*Given request*: Output the data exactly, with every line intact.

(Stored data)
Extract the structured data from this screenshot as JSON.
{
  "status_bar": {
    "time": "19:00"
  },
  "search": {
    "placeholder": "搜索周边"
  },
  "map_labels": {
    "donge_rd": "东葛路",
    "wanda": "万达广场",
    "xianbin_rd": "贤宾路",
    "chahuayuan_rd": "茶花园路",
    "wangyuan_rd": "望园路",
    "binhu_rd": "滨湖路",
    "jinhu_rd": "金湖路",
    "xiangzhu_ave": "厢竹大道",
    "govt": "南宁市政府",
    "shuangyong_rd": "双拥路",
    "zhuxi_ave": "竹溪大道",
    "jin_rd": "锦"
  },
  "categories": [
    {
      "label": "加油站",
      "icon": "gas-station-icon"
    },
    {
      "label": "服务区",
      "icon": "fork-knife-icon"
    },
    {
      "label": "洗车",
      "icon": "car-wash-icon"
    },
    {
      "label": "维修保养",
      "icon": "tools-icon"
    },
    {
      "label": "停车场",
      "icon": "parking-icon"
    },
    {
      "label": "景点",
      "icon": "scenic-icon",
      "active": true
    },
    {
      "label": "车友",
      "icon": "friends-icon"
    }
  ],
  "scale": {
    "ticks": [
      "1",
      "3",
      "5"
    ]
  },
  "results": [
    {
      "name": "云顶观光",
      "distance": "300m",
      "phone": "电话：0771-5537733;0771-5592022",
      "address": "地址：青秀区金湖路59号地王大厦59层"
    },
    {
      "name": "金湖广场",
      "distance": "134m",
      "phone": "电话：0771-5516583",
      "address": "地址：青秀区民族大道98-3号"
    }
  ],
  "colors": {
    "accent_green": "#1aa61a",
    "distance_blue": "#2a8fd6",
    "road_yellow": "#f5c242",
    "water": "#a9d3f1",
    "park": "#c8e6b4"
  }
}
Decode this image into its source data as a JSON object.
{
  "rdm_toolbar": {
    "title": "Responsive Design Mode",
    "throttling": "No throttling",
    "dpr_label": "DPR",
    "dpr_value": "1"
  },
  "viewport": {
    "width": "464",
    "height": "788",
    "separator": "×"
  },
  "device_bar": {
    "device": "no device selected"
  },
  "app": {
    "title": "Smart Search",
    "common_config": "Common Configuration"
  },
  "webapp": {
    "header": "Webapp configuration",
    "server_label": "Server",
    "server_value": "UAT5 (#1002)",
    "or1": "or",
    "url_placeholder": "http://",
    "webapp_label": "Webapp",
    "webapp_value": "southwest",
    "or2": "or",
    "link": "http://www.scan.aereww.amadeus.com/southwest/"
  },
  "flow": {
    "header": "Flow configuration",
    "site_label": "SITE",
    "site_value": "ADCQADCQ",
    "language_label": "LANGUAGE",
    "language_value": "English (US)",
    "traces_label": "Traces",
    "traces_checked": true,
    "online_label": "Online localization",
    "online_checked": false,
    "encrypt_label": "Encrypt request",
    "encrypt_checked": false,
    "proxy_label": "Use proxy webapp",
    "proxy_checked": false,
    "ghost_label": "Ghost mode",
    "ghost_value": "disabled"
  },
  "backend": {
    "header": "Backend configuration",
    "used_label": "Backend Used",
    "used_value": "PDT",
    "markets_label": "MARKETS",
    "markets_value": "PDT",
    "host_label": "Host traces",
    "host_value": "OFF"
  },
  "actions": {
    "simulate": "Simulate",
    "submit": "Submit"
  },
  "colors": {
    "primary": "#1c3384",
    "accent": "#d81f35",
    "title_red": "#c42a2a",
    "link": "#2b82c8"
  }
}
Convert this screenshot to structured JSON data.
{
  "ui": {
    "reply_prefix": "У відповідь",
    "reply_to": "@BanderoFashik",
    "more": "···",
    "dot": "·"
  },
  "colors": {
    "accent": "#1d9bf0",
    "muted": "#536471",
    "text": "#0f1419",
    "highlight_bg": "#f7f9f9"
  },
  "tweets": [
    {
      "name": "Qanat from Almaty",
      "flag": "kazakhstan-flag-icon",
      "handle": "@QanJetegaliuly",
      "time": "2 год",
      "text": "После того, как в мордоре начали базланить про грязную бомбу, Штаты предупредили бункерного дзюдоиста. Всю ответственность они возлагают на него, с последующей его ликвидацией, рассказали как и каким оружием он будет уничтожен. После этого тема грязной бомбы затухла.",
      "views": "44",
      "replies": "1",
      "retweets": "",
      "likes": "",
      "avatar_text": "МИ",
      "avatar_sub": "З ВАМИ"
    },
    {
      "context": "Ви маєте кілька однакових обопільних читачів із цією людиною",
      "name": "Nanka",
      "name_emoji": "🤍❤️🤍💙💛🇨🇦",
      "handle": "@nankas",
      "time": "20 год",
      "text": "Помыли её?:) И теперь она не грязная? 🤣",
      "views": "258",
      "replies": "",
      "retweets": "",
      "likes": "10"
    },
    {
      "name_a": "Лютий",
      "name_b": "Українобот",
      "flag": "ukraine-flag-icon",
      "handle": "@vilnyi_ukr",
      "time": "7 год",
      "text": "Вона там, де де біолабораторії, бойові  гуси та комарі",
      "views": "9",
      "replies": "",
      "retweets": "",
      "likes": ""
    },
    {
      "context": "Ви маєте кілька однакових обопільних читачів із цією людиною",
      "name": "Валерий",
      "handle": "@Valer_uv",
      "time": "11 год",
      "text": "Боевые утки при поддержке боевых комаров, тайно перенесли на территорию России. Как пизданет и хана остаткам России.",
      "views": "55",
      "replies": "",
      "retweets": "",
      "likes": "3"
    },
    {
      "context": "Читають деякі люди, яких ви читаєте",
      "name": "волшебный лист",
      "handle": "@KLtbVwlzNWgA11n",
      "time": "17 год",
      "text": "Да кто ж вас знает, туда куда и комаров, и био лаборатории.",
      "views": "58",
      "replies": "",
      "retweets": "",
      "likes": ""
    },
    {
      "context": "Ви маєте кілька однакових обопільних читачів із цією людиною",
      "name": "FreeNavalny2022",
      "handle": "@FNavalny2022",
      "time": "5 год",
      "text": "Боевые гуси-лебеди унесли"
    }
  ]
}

*Written solution*:
Extract the structured data from this screenshot as JSON.
{
  "status_bar": {
    "time": "19:00"
  },
  "search": {
    "placeholder": "搜索周边"
  },
  "map_labels": {
    "donge_rd": "东葛路",
    "wanda": "万达广场",
    "xianbin_rd": "贤宾路",
    "chahuayuan_rd": "茶花园路",
    "wangyuan_rd": "望园路",
    "binhu_rd": "滨湖路",
    "jinhu_rd": "金湖路",
    "xiangzhu_ave": "厢竹大道",
    "govt": "南宁市政府",
    "shuangyong_rd": "双拥路",
    "zhuxi_ave": "竹溪大道",
    "jin_rd": "锦"
  },
  "categories": [
    {
      "label": "加油站",
      "icon": "gas-station-icon"
    },
    {
      "label": "服务区",
      "icon": "fork-knife-icon"
    },
    {
      "label": "洗车",
      "icon": "car-wash-icon"
    },
    {
      "label": "维修保养",
      "icon": "tools-icon"
    },
    {
      "label": "停车场",
      "icon": "parking-icon"
    },
    {
      "label": "景点",
      "icon": "scenic-icon",
      "active": true
    },
    {
      "label": "车友",
      "icon": "friends-icon"
    }
  ],
  "scale": {
    "ticks": [
      "1",
      "3",
      "5"
    ]
  },
  "results": [
    {
      "name": "云顶观光",
      "distance": "300m",
      "phone": "电话：0771-5537733;0771-5592022",
      "address": "地址：青秀区金湖路59号地王大厦59层"
    },
    {
      "name": "金湖广场",
      "distance": "134m",
      "phone": "电话：0771-5516583",
      "address": "地址：青秀区民族大道98-3号"
    }
  ],
  "colors": {
    "accent_green": "#1aa61a",
    "distance_blue": "#2a8fd6",
    "road_yellow": "#f5c242",
    "water": "#a9d3f1",
    "park": "#c8e6b4"
  }
}
Decode this image into its source data as a JSON object.
{
  "rdm_toolbar": {
    "title": "Responsive Design Mode",
    "throttling": "No throttling",
    "dpr_label": "DPR",
    "dpr_value": "1"
  },
  "viewport": {
    "width": "464",
    "height": "788",
    "separator": "×"
  },
  "device_bar": {
    "device": "no device selected"
  },
  "app": {
    "title": "Smart Search",
    "common_config": "Common Configuration"
  },
  "webapp": {
    "header": "Webapp configuration",
    "server_label": "Server",
    "server_value": "UAT5 (#1002)",
    "or1": "or",
    "url_placeholder": "http://",
    "webapp_label": "Webapp",
    "webapp_value": "southwest",
    "or2": "or",
    "link": "http://www.scan.aereww.amadeus.com/southwest/"
  },
  "flow": {
    "header": "Flow configuration",
    "site_label": "SITE",
    "site_value": "ADCQADCQ",
    "language_label": "LANGUAGE",
    "language_value": "English (US)",
    "traces_label": "Traces",
    "traces_checked": true,
    "online_label": "Online localization",
    "online_checked": false,
    "encrypt_label": "Encrypt request",
    "encrypt_checked": false,
    "proxy_label": "Use proxy webapp",
    "proxy_checked": false,
    "ghost_label": "Ghost mode",
    "ghost_value": "disabled"
  },
  "backend": {
    "header": "Backend configuration",
    "used_label": "Backend Used",
    "used_value": "PDT",
    "markets_label": "MARKETS",
    "markets_value": "PDT",
    "host_label": "Host traces",
    "host_value": "OFF"
  },
  "actions": {
    "simulate": "Simulate",
    "submit": "Submit"
  },
  "colors": {
    "primary": "#1c3384",
    "accent": "#d81f35",
    "title_red": "#c42a2a",
    "link": "#2b82c8"
  }
}
Convert this screenshot to structured JSON data.
{
  "ui": {
    "reply_prefix": "У відповідь",
    "reply_to": "@BanderoFashik",
    "more": "···",
    "dot": "·"
  },
  "colors": {
    "accent": "#1d9bf0",
    "muted": "#536471",
    "text": "#0f1419",
    "highlight_bg": "#f7f9f9"
  },
  "tweets": [
    {
      "name": "Qanat from Almaty",
      "flag": "kazakhstan-flag-icon",
      "handle": "@QanJetegaliuly",
      "time": "2 год",
      "text": "После того, как в мордоре начали базланить про грязную бомбу, Штаты предупредили бункерного дзюдоиста. Всю ответственность они возлагают на него, с последующей его ликвидацией, рассказали как и каким оружием он будет уничтожен. После этого тема грязной бомбы затухла.",
      "views": "44",
      "replies": "1",
      "retweets": "",
      "likes": "",
      "avatar_text": "МИ",
      "avatar_sub": "З ВАМИ"
    },
    {
      "context": "Ви маєте кілька однакових обопільних читачів із цією людиною",
      "name": "Nanka",
      "name_emoji": "🤍❤️🤍💙💛🇨🇦",
      "handle": "@nankas",
      "time": "20 год",
      "text": "Помыли её?:) И теперь она не грязная? 🤣",
      "views": "258",
      "replies": "",
      "retweets": "",
      "likes": "10"
    },
    {
      "name_a": "Лютий",
      "name_b": "Українобот",
      "flag": "ukraine-flag-icon",
      "handle": "@vilnyi_ukr",
      "time": "7 год",
      "text": "Вона там, де де біолабораторії, бойові  гуси та комарі",
      "views": "9",
      "replies": "",
      "retweets": "",
      "likes": ""
    },
    {
      "context": "Ви маєте кілька однакових обопільних читачів із цією людиною",
      "name": "Валерий",
      "handle": "@Valer_uv",
      "time": "11 год",
      "text": "Боевые утки при поддержке боевых комаров, тайно перенесли на территорию России. Как пизданет и хана остаткам России.",
      "views": "55",
      "replies": "",
      "retweets": "",
      "likes": "3"
    },
    {
      "context": "Читають деякі люди, яких ви читаєте",
      "name": "волшебный лист",
      "handle": "@KLtbVwlzNWgA11n",
      "time": "17 год",
      "text": "Да кто ж вас знает, туда куда и комаров, и био лаборатории.",
      "views": "58",
      "replies": "",
      "retweets": "",
      "likes": ""
    },
    {
      "context": "Ви маєте кілька однакових обопільних читачів із цією людиною",
      "name": "FreeNavalny2022",
      "handle": "@FNavalny2022",
      "time": "5 год",
      "text": "Боевые гуси-лебеди унесли"
    }
  ]
}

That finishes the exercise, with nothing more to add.